▸ **Texto de origem**:
——————————
Centrais e empresários traçam agenda contra desindustrialização
Representantes das centrais sindicais e do empresariado oficializaram nesta segunda-feira (27), em São Paulo, o calendário de lutas para enfrentar o problema da desindustrialização no país.
Entre março e maio, trabalhadores e patrões estarão nas ruas de alguns estados para debater com o restante da sociedade a grave situação da indústria e suas consequências para o desenvolvimento da nação. Para iniciar esse processo, as entidades decidiram também lançar um manifesto em defesa da produção e do emprego nacionais.
Para o presidente da CTB, Wagner Gomes, a partir do momento em que trabalhadores e empresários estiverem nas ruas, haverá um cenário muito claro diante de toda a sociedade. “De um lado teremos o setor produtivo; do outro estarão os especuladores. Para que lado o governo irá?”, questionou o dirigente.
Wagner Gomes, que esteve acompanhado do vice-presidente Nivaldo Santana e do secretário de Imprensa e Comunicação da CTB, Eduardo Navarro, destacou que há também uma luta interna no governo sobre o rumo necessário para o Brasil se desenvolver. “Este nosso pacto entre trabalhadores e empresários tem força para definir esse rumo, pois a briga é bastante complicada. Os rentistas certamente não vão ficar apenas olhando. Certamente eles tentarão nos dividir”, sustentou.
Ausência ministerial
Inicialmente, a reunião desta segunda-feira deveria ter contado com a presença do ministro da Indústria e do Desenvolvimento, Fernando Pimentel. Havia o interesse de empresários e sindicalistas em debater com uma autoridade do governo federal o problema da desindustrialização. No entanto, na última sexta-feira soube-se por meio da assessoria do Ministério que Pimentel não viria.
A ausência de Pimentel gerou críticas durante a reunião. “Não deveríamos estar em lados opostos. Precisamos de todos unidos”, afirmou o presidente da Federação das Indústrias do Estado de São Paulo, Paulo Skaf, anfitrião da reunião. Paulo Pereira da Silva, presidente da Força Sindical, criticou a postura do governo ao evitar o debate.
“Para parte do governo, o atual cenário está OK. Mas nós temos pressa, pois empresas estão fechando e não é de hoje que temos alertado o governo”, afirmou. “Se a pauta da reunião fosse o agronegócio, certamente Pimentel estaria aqui”, criticou o presidente da CUT-SP, Adir dos Santos.
——————————
▸ **A fazer**:
Dê continuidade à notícia sobre a agenda de centrais sindicais e empresários contra a desindustrialização, partindo do ponto em que ela termina. As linhas não precisam ser consultadas.

▸ **Registros armazenados**:
——————————
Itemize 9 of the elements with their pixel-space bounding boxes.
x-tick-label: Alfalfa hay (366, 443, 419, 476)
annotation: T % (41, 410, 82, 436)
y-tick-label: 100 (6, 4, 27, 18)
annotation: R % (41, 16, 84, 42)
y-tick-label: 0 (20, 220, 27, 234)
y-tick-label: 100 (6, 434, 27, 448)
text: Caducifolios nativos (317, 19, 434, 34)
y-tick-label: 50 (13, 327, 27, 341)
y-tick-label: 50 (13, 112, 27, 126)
——————————
▸ **Resultado da tarefa**:
Calendário e manifesto
Os representantes das centrais e do empresariado já definiram quatro importantes datas para se manifestarem contra a desindustrialização. Santa Catarina será o primeiro estado, em 28 de março. No dia seguinte (29/3), será a vez do Rio Grande do Sul. Em 4 de abril, São Paulo. Em 10 de maio, Brasília.
Além desse calendário (que ainda pode ser ampliado, já que outros estados podem levar a campanha às ruas), as centrais e os empresários definiram a redação final de um manifesto, chamado de “Grito de alerta em defesa da produção e do emprego brasileiros”, documento no qual reúnem sua análise sobre o atual cenário industrial brasileiros e expõem sua proposta para enfrentar essa situação.
Para os líderes sindicais e empresariais, é preciso trazer a sociedade civil para esse debate, de modo a convencer a população dos riscos envolvidos. “Nosso movimento precisa fazer com que todos percebam qual é o Brasil que queremos”, afirmou o presidente da UGT, Ricardo Patah. “A unidade que estamos construindo aqui é algo que está no centro do desenvolvimento do Brasil”, destacou o presidente da CGTB, Ubiraci Dantas.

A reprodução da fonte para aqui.